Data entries
☆ ☆ ☆ ☆ ☆

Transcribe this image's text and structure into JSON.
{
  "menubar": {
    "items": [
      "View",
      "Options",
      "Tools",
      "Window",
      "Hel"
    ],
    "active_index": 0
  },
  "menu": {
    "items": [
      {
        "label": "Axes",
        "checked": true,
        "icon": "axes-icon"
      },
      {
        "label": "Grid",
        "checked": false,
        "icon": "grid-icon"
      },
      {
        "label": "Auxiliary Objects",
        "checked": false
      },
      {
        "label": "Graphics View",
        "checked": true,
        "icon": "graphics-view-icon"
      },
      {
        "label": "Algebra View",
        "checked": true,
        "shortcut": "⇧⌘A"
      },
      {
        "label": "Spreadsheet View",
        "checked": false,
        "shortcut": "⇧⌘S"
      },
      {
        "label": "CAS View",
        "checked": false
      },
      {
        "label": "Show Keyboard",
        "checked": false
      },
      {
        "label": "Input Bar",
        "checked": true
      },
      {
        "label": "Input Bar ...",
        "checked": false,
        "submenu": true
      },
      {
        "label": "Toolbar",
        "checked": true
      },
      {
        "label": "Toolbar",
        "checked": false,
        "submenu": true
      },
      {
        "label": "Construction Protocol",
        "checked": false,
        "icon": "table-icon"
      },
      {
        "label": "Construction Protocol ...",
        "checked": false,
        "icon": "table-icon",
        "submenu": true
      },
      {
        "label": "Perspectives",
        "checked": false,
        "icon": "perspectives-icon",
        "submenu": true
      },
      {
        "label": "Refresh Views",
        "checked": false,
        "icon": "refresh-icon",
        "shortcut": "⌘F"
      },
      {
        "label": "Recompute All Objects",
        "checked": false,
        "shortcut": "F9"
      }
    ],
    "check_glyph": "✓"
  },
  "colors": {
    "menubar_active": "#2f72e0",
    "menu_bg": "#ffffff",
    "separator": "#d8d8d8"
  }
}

☆ ☆ ☆ ☆ ☆

• STATED GOAL: Locate the lines above that hold the word "icon". Show every one of them.

• FINISHED ANSWER:
        "icon": "axes-icon"
        "icon": "grid-icon"
        "icon": "graphics-view-icon"
        "icon": "table-icon"
        "icon": "table-icon",
        "icon": "perspectives-icon",
        "icon": "refresh-icon",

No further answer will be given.